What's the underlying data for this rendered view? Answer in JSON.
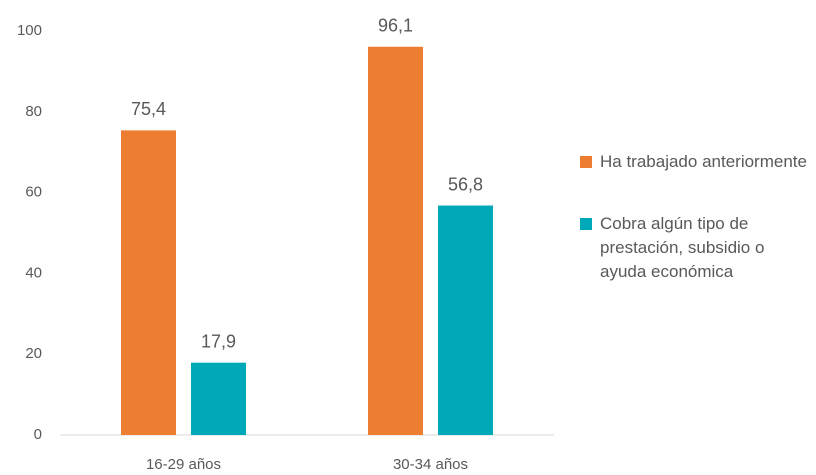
{
  "chart_data": {
    "type": "bar",
    "categories": [
      "16-29 años",
      "30-34 años"
    ],
    "series": [
      {
        "name": "Ha trabajado anteriormente",
        "color": "#ED7D31",
        "values": [
          75.4,
          96.1
        ],
        "value_labels": [
          "75,4",
          "96,1"
        ]
      },
      {
        "name": "Cobra algún tipo de prestación, subsidio o ayuda económica",
        "color": "#00A9B8",
        "values": [
          17.9,
          56.8
        ],
        "value_labels": [
          "17,9",
          "56,8"
        ]
      }
    ],
    "ylim": [
      0,
      100
    ],
    "yticks": [
      0,
      20,
      40,
      60,
      80,
      100
    ],
    "grid": false,
    "legend": "right"
  }
}
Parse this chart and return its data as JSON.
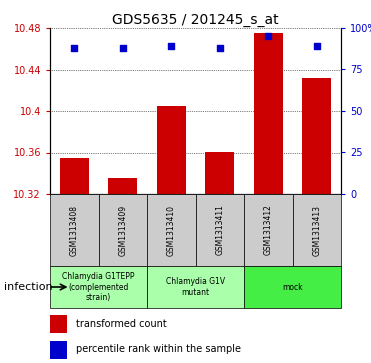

####################

The pictures in the entries should be left out; output everything else exactly.

What's the underlying data for this rendered view? Answer in JSON.
{
  "chart_data": {
    "type": "bar",
    "categories": [
      "16-29 años",
      "30-34 años"
    ],
    "series": [
      {
        "name": "Ha trabajado anteriormente",
        "color": "#ED7D31",
        "values": [
          75.4,
          96.1
        ],
        "value_labels": [
          "75,4",
          "96,1"
        ]
      },
      {
        "name": "Cobra algún tipo de prestación, subsidio o ayuda económica",
        "color": "#00A9B8",
        "values": [
          17.9,
          56.8
        ],
        "value_labels": [
          "17,9",
          "56,8"
        ]
      }
    ],
    "ylim": [
      0,
      100
    ],
    "yticks": [
      0,
      20,
      40,
      60,
      80,
      100
    ],
    "grid": false,
    "legend": "right"
  }
}
Parse this chart and return its data as JSON.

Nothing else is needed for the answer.